- **Passage to read**
One video generation startup founder described Seedance 2.0 as a victory of data. According to 36Kr, a large training data pool and a review team of more than 2,000 people helped produce its results.
But reliance on scale also creates problems. Some research has identified an “anti-scaling law” in video generation, where more data can encourage models to learn key frames while neglecting full narrative continuity. Two people on the data side said Seedance has reached a ceiling in pretraining and will need cleaner training data and more refined post-training to keep improving.
Dynamic generation is another focus for the Seedance team in 2026. The term refers to interactive video generation, where users can input instructions and adjust generated content and plotlines in real time. One company already active in this area is Vivix AI, founded by former SenseTime senior research director Liu Yu and valued at USD 1.3 billion, sources told 36Kr.
Doubao turns toward monetization and overseas growth
Doubao’s commercialization is the fourth priority. 36Kr previously reported that Doubao is expected to launch paid subscription plans in late June and connect with Douyin E-commerce to expand monetization.
In early May, Doubao updated subscription options in the app store, with monthly plans ranging from free to RMB 500 (USD 73.6). On June 3, Doubao announced an upcoming professional version for workplace productivity needs, including software development, data analysis, design, workflow automation, financial analysis, and scientific research.
Several sources told 36Kr that Doubao had surpassed 200 million DAUs after the Lunar New Year. One source said Doubao’s user acquisition budget is now low, while high DAU has brought heavy inference and operating costs. Monetization at this stage is meant both to slow the pace of growth and help the product generate its own cash flow.
Slide deck generation is viewed as the main entry point for paid user behavior. One person close to Doubao said the company wants to strengthen slide deck generation to build revenue from white-collar professionals in sectors such as finance and law. Doubao also plans to launch an enterprise version and connect with internal company systems, though the exact integration model is still under discussion.
The idea reflects similar trends overseas. Anthropic disclosed that Claude Code reached USD 2.5 billion in annualized recurring revenue (ARR) in February, more than double its level at the start of the year. Cash flow from enterprise development use cases reportedly helped Anthropic surpass OpenAI in ARR earlier this year, despite Anthropic being founded later.
Doubao’s challenge is to reposition itself from a free general-purpose chatbot into a paid office assistant that improves productivity. But the market it wants to enter is already crowded. A Doubao source said ByteDance found through its research that many solution providers already occupy the enterprise AI tool market, meaning a late-arriving Doubao will face higher acquisition costs.
Overseas expansion is also a key task this year. Jiemian News previously reported that Dola, Doubao’s overseas app, surpassed ten million DAUs by the end of 2025. According to 36Kr, Dola’s 2026 target is 30 million DAUs by year’s end. With overseas AI chatbots largely dominated by ChatGPT, Claude, and Gemini, Dola’s strategy is said to focus on more niche markets rather than regions like Europe and the US, where competition is tighter.
KrASIA features translated and adapted content that was originally published by 36Kr. This article was written by Zhou Xinyu for 36Kr.
Note: RMB figures are converted to USD at rates of RMB 6.79 = USD 1 based on estimates as of June 9, 2026, unless otherwise stated. USD conversions are presented for ease of reference and may not fully match prevailing exchange rates.

(Data drawn from a collection)

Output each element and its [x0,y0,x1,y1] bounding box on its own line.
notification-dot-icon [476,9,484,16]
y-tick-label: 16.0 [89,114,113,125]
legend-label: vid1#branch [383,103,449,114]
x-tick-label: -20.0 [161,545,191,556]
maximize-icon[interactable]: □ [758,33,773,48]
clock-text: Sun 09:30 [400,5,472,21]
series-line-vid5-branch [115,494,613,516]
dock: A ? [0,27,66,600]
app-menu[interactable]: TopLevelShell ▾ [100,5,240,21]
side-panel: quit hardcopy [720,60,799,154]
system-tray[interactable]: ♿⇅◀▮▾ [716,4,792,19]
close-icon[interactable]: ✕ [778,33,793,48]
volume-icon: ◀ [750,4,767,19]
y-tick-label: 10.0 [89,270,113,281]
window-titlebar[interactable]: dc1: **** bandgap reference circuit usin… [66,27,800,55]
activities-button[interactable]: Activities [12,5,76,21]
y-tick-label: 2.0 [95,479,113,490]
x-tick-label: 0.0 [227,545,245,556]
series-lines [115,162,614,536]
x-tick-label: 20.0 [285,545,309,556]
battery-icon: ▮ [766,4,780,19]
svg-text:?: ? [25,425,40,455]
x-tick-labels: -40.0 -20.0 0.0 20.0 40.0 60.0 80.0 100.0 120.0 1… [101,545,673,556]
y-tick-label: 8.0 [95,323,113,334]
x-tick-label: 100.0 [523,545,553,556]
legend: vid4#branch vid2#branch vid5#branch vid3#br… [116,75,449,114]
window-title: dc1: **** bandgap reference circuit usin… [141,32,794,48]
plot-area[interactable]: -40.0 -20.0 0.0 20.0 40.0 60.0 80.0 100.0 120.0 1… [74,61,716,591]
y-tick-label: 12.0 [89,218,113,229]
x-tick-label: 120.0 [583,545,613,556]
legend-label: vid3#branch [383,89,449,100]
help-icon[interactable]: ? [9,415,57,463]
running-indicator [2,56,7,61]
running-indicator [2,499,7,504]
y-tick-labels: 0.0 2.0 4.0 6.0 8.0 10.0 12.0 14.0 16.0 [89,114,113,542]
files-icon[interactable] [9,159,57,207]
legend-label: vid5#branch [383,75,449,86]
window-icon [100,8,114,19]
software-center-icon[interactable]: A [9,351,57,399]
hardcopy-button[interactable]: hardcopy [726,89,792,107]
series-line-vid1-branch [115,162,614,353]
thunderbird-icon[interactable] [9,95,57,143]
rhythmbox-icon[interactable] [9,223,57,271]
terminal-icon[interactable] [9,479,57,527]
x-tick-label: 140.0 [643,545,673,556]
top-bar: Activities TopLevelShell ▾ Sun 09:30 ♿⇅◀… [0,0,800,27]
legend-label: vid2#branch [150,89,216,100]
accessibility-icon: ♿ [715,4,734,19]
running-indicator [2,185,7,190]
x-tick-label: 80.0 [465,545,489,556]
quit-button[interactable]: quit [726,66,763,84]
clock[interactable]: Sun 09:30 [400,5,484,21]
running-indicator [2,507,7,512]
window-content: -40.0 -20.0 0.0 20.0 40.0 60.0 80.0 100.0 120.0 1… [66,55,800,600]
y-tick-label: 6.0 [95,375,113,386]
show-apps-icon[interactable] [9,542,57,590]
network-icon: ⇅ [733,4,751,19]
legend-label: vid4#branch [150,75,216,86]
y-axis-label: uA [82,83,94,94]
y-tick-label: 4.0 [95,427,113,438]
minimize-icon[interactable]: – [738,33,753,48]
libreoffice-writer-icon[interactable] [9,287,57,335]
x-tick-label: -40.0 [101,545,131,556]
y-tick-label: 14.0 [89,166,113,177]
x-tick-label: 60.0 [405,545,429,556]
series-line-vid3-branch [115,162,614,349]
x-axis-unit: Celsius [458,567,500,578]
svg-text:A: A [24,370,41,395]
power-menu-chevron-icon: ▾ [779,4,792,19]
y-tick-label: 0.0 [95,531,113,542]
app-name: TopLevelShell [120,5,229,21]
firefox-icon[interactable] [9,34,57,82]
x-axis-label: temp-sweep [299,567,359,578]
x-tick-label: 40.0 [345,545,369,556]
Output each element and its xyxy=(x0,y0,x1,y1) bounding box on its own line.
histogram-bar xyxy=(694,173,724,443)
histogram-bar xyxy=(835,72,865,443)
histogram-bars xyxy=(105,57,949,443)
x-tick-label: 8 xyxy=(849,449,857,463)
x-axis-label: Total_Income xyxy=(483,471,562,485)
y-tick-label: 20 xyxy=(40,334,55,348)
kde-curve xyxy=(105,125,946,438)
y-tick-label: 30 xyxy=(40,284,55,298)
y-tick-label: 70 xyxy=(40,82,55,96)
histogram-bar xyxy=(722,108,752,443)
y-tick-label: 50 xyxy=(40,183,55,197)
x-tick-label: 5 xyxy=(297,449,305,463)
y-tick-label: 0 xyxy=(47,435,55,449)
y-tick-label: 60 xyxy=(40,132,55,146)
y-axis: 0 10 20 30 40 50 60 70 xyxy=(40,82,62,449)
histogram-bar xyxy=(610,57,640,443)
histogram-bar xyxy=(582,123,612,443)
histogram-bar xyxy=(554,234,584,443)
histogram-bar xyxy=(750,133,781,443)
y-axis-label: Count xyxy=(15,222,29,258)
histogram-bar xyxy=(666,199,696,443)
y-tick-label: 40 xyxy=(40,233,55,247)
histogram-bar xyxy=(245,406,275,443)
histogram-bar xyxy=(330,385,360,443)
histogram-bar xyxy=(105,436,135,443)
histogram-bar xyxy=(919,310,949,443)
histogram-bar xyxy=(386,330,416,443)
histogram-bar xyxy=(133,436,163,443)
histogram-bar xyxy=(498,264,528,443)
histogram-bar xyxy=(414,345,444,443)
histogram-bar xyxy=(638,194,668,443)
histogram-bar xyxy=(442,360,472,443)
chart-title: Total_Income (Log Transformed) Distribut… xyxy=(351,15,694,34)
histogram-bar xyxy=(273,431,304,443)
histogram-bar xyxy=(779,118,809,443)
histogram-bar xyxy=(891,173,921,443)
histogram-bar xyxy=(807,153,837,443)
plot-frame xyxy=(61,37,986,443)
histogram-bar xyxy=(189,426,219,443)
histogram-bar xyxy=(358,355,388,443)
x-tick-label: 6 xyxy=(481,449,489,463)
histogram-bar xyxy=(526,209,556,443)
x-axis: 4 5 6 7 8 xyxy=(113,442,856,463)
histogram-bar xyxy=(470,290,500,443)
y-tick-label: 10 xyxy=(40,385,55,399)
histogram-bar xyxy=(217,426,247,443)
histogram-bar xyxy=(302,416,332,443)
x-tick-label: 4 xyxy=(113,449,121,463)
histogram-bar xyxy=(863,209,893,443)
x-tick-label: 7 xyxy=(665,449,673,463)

- **Exercise objective**
From the article above on Seedance and Doubao, copy out the stretch from "But reliance on" through "sources told 36Kr.".

- **Result of the task**
But reliance on scale also creates problems. Some research has identified an “anti-scaling law” in video generation, where more data can encourage models to learn key frames while neglecting full narrative continuity. Two people on the data side said Seedance has reached a ceiling in pretraining and will need cleaner training data and more refined post-training to keep improving.
Dynamic generation is another focus for the Seedance team in 2026. The term refers to interactive video generation, where users can input instructions and adjust generated content and plotlines in real time. One company already active in this area is Vivix AI, founded by former SenseTime senior research director Liu Yu and valued at USD 1.3 billion, sources told 36Kr.